Objective:
Wherever a line in the data below holds "have", copy that line.

Extracted material:
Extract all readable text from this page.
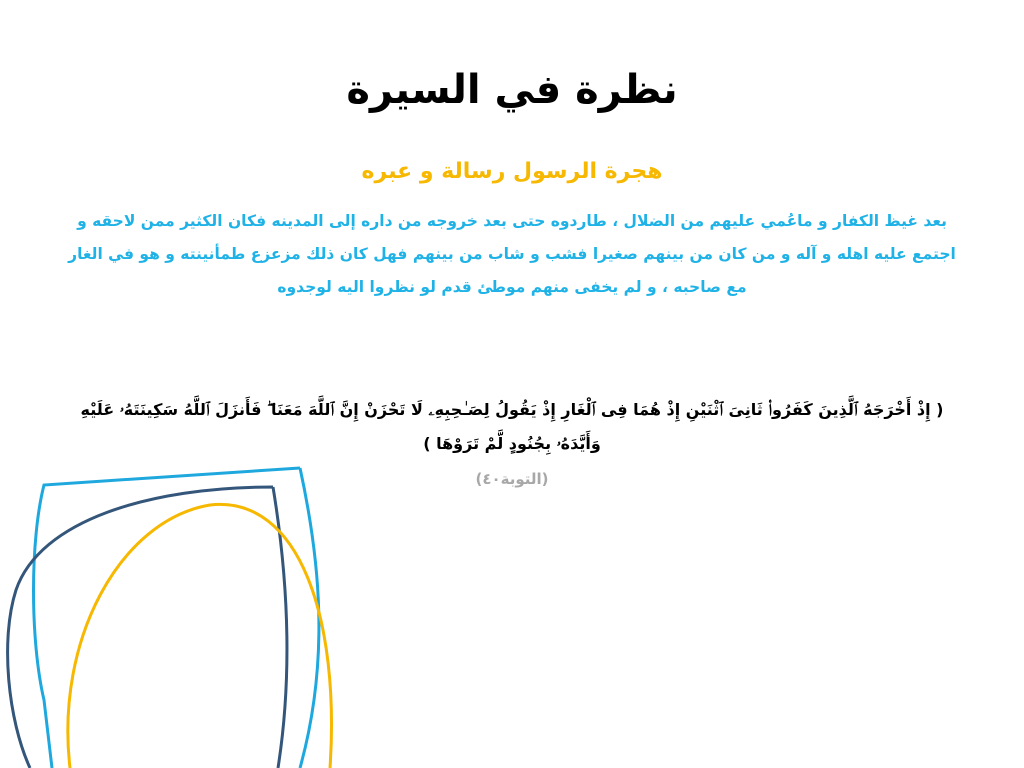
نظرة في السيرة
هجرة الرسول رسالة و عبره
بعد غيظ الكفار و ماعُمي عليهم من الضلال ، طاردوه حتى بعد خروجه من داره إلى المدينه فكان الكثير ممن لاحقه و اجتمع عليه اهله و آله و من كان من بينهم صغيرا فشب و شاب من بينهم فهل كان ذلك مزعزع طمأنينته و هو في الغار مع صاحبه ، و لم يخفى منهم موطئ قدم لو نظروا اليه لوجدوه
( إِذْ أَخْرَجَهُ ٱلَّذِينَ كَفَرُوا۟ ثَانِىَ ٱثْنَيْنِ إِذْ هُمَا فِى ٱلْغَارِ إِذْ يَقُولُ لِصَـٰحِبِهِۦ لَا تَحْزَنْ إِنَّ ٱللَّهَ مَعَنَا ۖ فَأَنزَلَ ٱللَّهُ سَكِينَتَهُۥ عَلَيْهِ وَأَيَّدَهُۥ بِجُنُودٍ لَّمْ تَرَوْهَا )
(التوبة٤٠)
==
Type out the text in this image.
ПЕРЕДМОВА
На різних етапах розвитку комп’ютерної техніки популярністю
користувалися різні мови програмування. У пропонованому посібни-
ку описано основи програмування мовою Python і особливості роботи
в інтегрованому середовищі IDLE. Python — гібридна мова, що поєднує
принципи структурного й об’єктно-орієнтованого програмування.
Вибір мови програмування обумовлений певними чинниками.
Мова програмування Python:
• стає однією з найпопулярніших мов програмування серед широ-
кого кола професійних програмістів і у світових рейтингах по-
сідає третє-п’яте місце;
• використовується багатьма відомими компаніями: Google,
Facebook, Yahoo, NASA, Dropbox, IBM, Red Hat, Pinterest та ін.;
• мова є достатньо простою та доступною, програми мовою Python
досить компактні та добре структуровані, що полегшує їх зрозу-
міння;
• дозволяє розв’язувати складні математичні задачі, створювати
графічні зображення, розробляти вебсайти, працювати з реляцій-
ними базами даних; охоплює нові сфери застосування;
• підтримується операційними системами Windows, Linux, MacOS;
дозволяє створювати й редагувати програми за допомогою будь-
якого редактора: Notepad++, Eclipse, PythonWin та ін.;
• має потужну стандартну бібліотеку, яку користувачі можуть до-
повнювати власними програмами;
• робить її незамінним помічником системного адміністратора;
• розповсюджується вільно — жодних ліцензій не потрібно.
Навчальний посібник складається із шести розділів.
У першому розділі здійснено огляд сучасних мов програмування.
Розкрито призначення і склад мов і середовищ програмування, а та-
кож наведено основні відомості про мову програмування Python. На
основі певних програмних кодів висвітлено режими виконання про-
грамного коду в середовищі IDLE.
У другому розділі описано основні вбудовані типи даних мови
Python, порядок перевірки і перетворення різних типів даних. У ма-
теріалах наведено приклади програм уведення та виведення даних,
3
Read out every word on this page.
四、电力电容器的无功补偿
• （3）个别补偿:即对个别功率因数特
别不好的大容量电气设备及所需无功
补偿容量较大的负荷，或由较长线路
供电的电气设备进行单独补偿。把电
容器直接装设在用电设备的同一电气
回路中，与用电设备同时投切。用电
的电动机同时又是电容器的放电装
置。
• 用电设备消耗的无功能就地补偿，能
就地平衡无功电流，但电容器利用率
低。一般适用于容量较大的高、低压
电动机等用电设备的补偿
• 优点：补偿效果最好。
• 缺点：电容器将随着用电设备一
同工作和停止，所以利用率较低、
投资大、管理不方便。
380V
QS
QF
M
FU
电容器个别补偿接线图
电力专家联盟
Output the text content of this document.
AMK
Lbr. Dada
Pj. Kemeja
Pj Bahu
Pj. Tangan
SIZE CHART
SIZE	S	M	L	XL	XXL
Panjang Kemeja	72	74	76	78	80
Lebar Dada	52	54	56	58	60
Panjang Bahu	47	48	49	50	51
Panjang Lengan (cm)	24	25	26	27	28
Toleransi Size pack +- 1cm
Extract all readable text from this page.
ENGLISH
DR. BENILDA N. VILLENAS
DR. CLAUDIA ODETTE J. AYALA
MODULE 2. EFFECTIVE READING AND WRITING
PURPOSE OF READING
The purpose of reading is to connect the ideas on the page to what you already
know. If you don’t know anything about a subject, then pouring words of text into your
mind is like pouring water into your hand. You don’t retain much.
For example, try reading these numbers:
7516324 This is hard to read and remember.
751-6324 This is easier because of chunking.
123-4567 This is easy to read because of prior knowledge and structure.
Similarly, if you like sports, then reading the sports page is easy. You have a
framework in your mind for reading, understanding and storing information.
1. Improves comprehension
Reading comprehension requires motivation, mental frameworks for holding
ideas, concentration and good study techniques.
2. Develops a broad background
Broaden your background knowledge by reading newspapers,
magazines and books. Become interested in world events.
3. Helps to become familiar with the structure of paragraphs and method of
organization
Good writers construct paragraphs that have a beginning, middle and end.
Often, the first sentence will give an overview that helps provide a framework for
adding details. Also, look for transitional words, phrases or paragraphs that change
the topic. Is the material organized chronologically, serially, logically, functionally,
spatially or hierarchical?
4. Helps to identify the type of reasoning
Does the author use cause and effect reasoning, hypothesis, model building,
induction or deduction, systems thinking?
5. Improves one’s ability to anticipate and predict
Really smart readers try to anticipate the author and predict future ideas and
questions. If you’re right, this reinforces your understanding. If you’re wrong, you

Task solution:
Similarly, if you like sports, then reading the sports page is easy. You have a
Good writers construct paragraphs that have a beginning, middle and end.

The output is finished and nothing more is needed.